Directions – Each line that contains the word "Template" counts once; give the total for the records below and nothing else.

Supplied material –
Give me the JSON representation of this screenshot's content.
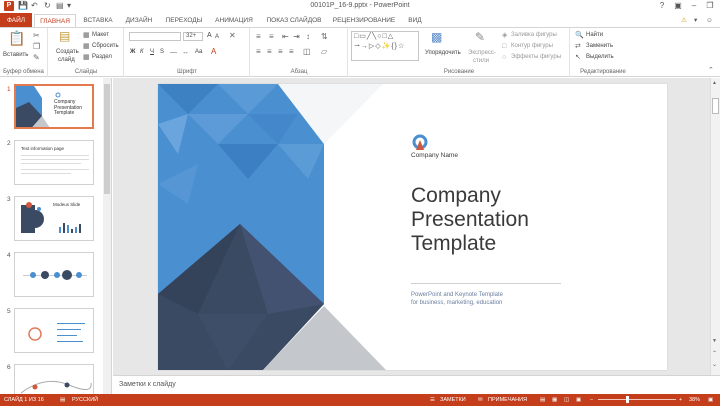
{
  "window": {
    "title": "00101P_16-9.pptx - PowerPoint",
    "app_icon": "P"
  },
  "tabs": [
    {
      "label": "ФАЙЛ"
    },
    {
      "label": "ГЛАВНАЯ"
    },
    {
      "label": "ВСТАВКА"
    },
    {
      "label": "ДИЗАЙН"
    },
    {
      "label": "ПЕРЕХОДЫ"
    },
    {
      "label": "АНИМАЦИЯ"
    },
    {
      "label": "ПОКАЗ СЛАЙДОВ"
    },
    {
      "label": "РЕЦЕНЗИРОВАНИЕ"
    },
    {
      "label": "ВИД"
    }
  ],
  "ribbon": {
    "clipboard": {
      "paste": "Вставить",
      "label": "Буфер обмена"
    },
    "slides": {
      "new_slide": "Создать",
      "new_slide_2": "слайд",
      "layout": "Макет",
      "reset": "Сбросить",
      "section": "Раздел",
      "label": "Слайды"
    },
    "font": {
      "size": "32+",
      "label": "Шрифт",
      "bold": "Ж",
      "italic": "К",
      "underline": "Ч",
      "strike": "S",
      "change_case": "Aa",
      "grow": "A",
      "shrink": "A"
    },
    "paragraph": {
      "label": "Абзац"
    },
    "drawing": {
      "arrange": "Упорядочить",
      "quick_styles": "Экспресс-",
      "quick_styles_2": "стили",
      "fill": "Заливка фигуры",
      "outline": "Контур фигуры",
      "effects": "Эффекты фигуры",
      "label": "Рисование"
    },
    "editing": {
      "find": "Найти",
      "replace": "Заменить",
      "select": "Выделить",
      "label": "Редактирование"
    }
  },
  "thumbnails": [
    {
      "num": "1",
      "title": "Company Presentation Template"
    },
    {
      "num": "2",
      "title": "Text information page"
    },
    {
      "num": "3",
      "title": "Modeus Slide"
    },
    {
      "num": "4",
      "title": ""
    },
    {
      "num": "5",
      "title": ""
    },
    {
      "num": "6",
      "title": ""
    }
  ],
  "slide": {
    "company_name": "Company Name",
    "title_line1": "Company",
    "title_line2": "Presentation",
    "title_line3": "Template",
    "subtitle_line1": "PowerPoint and Keynote Template",
    "subtitle_line2": "for business, marketing, education"
  },
  "notes": {
    "placeholder": "Заметки к слайду"
  },
  "status": {
    "slide_info": "СЛАЙД 1 ИЗ 16",
    "language": "РУССКИЙ",
    "notes_btn": "ЗАМЕТКИ",
    "comments_btn": "ПРИМЕЧАНИЯ",
    "zoom": "38%"
  },
  "colors": {
    "accent": "#c43e1c",
    "slide_blue": "#4a8fd0",
    "slide_navy": "#3b4a63",
    "slide_gray": "#bfc3c8"
  }
}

The response – 3